Written exercise -> Quote the records that follow in full and exactly; leave out the pictures.

Data records ->
---------------

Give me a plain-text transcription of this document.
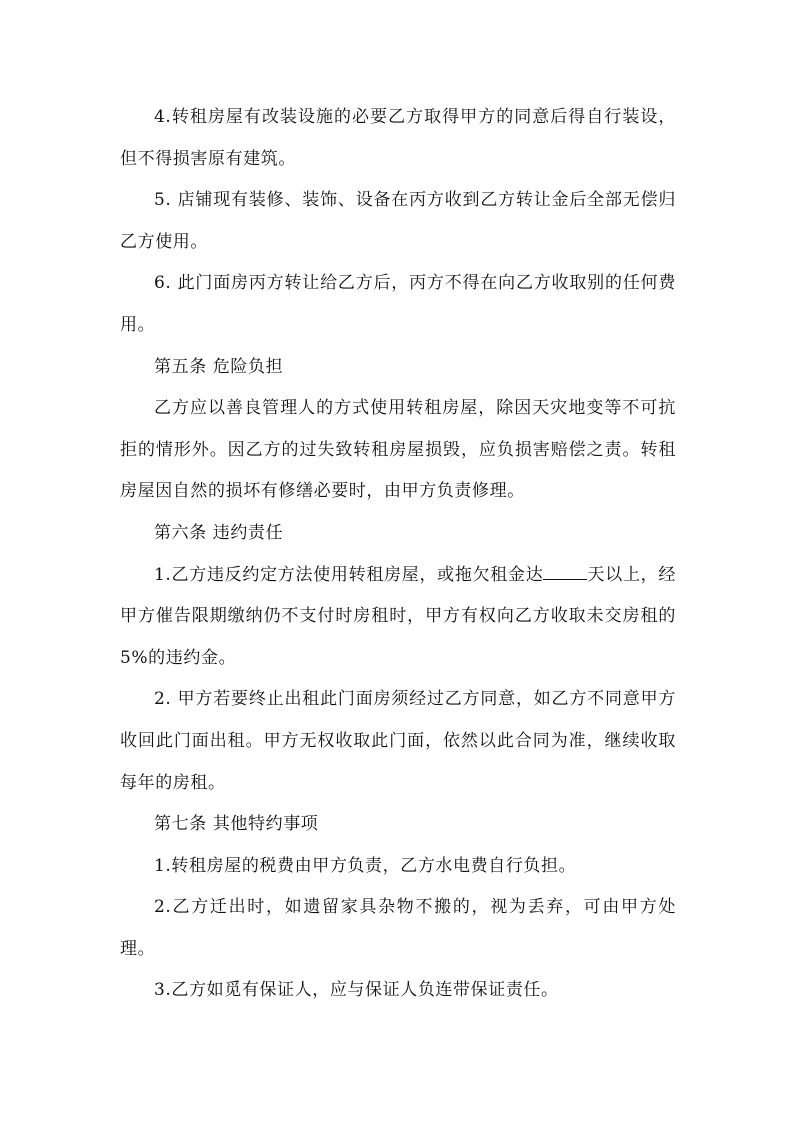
4.转租房屋有改装设施的必要乙方取得甲方的同意后得自行装设，但不得损害原有建筑。

5. 店铺现有装修、装饰、设备在丙方收到乙方转让金后全部无偿归乙方使用。

6. 此门面房丙方转让给乙方后，丙方不得在向乙方收取别的任何费用。

第五条 危险负担

乙方应以善良管理人的方式使用转租房屋，除因天灾地变等不可抗拒的情形外。因乙方的过失致转租房屋损毁，应负损害赔偿之责。转租房屋因自然的损坏有修缮必要时，由甲方负责修理。

第六条 违约责任

1.乙方违反约定方法使用转租房屋，或拖欠租金达	天以上，经甲方催告限期缴纳仍不支付时房租时，甲方有权向乙方收取未交房租的 5%的违约金。

2. 甲方若要终止出租此门面房须经过乙方同意，如乙方不同意甲方收回此门面出租。甲方无权收取此门面，依然以此合同为准，继续收取每年的房租。

第七条 其他特约事项

1.转租房屋的税费由甲方负责，乙方水电费自行负担。

2.乙方迁出时，如遗留家具杂物不搬的，视为丢弃，可由甲方处理。

3.乙方如觅有保证人，应与保证人负连带保证责任。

---------------

The answer ->
Give me a plain-text transcription of this document.
4.转租房屋有改装设施的必要乙方取得甲方的同意后得自行装设，但不得损害原有建筑。

5. 店铺现有装修、装饰、设备在丙方收到乙方转让金后全部无偿归乙方使用。

6. 此门面房丙方转让给乙方后，丙方不得在向乙方收取别的任何费用。

第五条 危险负担

乙方应以善良管理人的方式使用转租房屋，除因天灾地变等不可抗拒的情形外。因乙方的过失致转租房屋损毁，应负损害赔偿之责。转租房屋因自然的损坏有修缮必要时，由甲方负责修理。

第六条 违约责任

1.乙方违反约定方法使用转租房屋，或拖欠租金达	天以上，经甲方催告限期缴纳仍不支付时房租时，甲方有权向乙方收取未交房租的 5%的违约金。

2. 甲方若要终止出租此门面房须经过乙方同意，如乙方不同意甲方收回此门面出租。甲方无权收取此门面，依然以此合同为准，继续收取每年的房租。

第七条 其他特约事项

1.转租房屋的税费由甲方负责，乙方水电费自行负担。

2.乙方迁出时，如遗留家具杂物不搬的，视为丢弃，可由甲方处理。

3.乙方如觅有保证人，应与保证人负连带保证责任。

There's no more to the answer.